SHORT EXERCISE:
Identify and pull out each line of the entries in which "book" occurs.

DATASET:
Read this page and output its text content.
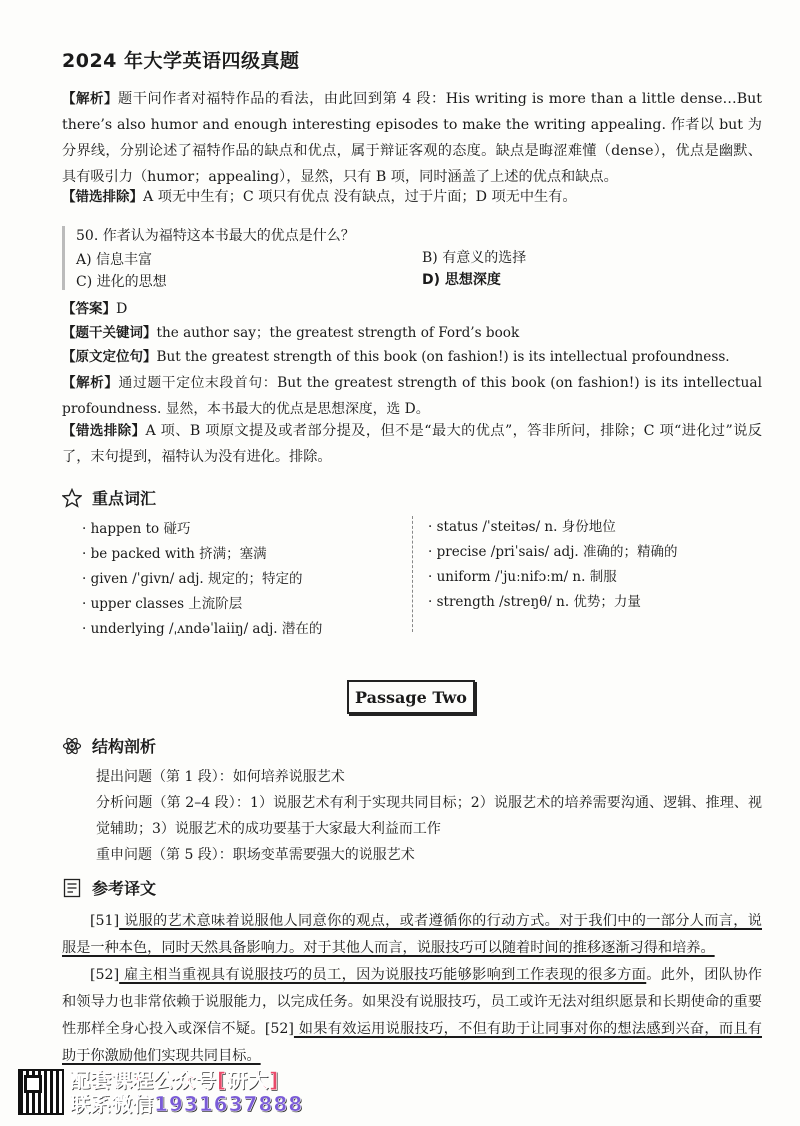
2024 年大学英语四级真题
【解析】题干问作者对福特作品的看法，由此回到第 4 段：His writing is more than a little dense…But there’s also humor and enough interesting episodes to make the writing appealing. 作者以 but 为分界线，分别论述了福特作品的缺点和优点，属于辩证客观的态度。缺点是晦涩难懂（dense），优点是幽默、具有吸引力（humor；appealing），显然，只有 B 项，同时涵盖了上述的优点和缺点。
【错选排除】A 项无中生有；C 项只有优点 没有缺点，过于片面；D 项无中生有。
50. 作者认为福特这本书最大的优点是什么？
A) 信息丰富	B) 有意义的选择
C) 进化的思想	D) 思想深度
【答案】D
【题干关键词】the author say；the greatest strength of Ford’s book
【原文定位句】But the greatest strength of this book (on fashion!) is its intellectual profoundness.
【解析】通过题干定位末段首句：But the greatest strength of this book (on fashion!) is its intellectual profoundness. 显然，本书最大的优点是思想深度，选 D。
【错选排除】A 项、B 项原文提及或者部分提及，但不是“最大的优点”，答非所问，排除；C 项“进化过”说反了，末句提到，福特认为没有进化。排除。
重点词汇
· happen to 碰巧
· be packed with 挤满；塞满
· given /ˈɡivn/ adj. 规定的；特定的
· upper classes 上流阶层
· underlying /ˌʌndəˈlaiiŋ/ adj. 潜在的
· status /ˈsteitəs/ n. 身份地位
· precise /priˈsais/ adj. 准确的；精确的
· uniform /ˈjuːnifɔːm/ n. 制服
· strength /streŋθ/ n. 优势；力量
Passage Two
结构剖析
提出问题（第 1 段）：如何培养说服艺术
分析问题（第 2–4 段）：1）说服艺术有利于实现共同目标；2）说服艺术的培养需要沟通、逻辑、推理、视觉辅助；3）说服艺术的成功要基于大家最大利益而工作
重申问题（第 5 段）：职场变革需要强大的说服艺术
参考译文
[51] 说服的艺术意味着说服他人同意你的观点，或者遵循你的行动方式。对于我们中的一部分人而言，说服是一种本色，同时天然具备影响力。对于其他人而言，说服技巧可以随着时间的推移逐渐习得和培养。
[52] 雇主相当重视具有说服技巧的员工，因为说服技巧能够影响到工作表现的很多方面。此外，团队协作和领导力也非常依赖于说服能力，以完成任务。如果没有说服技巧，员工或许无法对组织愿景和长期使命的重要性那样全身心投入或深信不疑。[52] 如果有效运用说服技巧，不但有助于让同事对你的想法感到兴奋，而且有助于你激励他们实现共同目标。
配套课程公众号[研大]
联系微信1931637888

OUTPUT OF THE EXERCISE:
【题干关键词】the author say；the greatest strength of Ford’s book
【原文定位句】But the greatest strength of this book (on fashion!) is its intellectual profoundness.
【解析】通过题干定位末段首句：But the greatest strength of this book (on fashion!) is its intellectual profoundness. 显然，本书最大的优点是思想深度，选 D。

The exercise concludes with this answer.